■ Material for this exercise ■
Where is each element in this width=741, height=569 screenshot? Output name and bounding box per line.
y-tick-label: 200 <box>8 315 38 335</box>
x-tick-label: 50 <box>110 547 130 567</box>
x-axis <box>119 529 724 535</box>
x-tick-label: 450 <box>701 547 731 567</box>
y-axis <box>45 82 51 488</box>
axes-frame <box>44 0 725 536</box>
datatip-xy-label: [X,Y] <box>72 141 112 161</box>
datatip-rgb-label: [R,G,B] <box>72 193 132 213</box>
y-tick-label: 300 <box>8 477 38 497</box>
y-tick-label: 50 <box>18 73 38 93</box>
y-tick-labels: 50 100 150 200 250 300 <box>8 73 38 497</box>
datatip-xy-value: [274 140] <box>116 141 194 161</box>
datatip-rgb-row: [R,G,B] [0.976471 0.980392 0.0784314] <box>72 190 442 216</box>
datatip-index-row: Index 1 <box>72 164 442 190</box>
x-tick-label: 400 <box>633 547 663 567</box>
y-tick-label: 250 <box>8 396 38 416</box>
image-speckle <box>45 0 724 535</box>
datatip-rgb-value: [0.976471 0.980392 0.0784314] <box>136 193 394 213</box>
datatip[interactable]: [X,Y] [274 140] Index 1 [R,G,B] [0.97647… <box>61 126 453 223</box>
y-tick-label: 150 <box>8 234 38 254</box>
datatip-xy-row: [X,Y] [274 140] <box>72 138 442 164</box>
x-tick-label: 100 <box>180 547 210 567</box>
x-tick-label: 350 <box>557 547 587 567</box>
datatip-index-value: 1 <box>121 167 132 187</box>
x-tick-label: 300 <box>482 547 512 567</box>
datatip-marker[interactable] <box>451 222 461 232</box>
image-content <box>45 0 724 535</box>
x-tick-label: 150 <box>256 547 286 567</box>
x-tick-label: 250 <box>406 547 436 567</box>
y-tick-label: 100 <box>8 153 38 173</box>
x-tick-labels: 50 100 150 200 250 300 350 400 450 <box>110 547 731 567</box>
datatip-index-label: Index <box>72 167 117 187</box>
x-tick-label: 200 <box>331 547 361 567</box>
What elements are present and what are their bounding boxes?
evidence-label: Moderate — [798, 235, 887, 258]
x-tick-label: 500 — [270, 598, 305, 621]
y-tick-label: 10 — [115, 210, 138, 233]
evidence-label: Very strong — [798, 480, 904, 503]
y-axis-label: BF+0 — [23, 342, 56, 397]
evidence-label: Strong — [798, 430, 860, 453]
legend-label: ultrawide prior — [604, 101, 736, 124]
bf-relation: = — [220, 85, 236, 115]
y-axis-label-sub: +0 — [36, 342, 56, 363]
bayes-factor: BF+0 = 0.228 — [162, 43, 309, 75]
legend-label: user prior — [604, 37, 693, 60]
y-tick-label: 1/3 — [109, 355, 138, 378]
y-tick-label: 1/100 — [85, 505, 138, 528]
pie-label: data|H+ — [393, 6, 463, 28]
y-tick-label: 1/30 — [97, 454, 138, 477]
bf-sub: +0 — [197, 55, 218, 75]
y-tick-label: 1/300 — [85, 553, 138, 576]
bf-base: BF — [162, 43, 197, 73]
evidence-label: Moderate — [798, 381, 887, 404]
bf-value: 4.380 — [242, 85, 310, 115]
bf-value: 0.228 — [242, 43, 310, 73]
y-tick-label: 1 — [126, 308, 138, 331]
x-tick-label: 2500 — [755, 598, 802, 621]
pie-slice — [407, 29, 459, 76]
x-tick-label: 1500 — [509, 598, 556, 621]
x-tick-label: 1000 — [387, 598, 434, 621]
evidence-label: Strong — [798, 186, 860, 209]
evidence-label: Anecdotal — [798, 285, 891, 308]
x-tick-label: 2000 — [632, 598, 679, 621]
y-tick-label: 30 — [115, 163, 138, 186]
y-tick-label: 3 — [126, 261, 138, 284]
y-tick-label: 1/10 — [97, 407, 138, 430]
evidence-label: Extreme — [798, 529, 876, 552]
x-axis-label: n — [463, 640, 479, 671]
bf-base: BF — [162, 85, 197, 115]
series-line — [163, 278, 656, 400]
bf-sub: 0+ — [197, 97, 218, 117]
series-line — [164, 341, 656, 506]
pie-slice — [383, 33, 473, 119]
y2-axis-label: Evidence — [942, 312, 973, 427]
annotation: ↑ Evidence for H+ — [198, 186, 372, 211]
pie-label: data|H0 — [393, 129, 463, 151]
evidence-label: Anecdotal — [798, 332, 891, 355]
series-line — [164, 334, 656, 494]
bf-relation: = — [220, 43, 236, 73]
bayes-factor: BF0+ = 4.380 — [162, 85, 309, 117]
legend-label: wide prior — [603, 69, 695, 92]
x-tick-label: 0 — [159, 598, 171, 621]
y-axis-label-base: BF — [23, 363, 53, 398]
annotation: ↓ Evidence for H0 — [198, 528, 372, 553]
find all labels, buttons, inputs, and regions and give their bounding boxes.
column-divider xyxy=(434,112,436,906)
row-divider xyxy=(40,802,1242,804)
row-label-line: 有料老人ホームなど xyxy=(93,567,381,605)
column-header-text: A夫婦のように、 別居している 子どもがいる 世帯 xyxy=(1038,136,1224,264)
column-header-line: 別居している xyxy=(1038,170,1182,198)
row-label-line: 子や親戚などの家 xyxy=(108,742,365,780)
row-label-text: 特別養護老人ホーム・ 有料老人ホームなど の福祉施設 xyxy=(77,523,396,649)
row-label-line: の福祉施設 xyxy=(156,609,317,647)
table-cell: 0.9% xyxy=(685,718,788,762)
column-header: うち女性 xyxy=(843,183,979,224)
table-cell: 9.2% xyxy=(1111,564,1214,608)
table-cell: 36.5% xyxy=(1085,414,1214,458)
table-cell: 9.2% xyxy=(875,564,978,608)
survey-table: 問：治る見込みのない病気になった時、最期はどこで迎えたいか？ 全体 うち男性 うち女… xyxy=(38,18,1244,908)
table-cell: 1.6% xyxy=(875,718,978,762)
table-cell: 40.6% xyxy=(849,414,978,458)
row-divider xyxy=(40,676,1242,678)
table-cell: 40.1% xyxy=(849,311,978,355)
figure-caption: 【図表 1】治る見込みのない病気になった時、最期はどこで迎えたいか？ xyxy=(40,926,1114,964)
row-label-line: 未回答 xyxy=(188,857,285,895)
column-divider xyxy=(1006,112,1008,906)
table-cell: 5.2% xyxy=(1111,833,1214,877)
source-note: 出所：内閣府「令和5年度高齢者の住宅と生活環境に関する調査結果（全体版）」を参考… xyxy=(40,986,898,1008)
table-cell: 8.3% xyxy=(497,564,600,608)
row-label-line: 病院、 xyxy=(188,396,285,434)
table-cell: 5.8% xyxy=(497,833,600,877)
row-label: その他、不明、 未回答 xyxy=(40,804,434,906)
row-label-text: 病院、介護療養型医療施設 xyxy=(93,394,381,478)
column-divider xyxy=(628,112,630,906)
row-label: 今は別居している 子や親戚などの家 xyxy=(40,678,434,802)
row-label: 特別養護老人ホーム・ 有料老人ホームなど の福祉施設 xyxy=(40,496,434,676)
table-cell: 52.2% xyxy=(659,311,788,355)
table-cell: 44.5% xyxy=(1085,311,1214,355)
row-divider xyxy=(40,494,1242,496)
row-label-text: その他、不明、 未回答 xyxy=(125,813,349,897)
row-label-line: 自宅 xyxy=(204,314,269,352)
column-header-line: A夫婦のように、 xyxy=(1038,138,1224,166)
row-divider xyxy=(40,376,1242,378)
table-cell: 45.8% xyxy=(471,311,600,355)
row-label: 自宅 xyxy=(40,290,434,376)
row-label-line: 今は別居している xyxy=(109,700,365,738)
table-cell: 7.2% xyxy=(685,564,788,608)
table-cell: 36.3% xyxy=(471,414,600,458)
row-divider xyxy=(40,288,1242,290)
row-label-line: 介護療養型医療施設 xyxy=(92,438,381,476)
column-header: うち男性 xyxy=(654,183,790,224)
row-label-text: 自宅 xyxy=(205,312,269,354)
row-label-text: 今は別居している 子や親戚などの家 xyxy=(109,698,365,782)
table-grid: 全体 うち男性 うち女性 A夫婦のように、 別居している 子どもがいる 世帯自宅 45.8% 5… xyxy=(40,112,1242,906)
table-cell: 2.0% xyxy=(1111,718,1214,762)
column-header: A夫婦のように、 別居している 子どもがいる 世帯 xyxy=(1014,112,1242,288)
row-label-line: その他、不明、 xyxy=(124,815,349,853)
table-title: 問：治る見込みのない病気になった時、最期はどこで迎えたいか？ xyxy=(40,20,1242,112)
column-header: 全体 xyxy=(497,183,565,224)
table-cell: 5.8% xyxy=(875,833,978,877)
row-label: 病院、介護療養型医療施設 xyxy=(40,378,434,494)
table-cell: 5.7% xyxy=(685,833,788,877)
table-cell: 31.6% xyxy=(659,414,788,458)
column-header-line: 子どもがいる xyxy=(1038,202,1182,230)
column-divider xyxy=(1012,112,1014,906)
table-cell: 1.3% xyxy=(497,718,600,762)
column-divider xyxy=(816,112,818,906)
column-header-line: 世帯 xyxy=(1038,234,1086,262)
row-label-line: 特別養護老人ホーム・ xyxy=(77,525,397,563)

■ Exercise details ■
Copy verbatim the lines of the records above, from the first line through the line that contains "axes-frame <box>44 0 725 536</box>", both ends included.

■ Full output ■
Where is each element in this width=741, height=569 screenshot? Output name and bounding box per line.
y-tick-label: 200 <box>8 315 38 335</box>
x-tick-label: 50 <box>110 547 130 567</box>
x-axis <box>119 529 724 535</box>
x-tick-label: 450 <box>701 547 731 567</box>
y-axis <box>45 82 51 488</box>
axes-frame <box>44 0 725 536</box>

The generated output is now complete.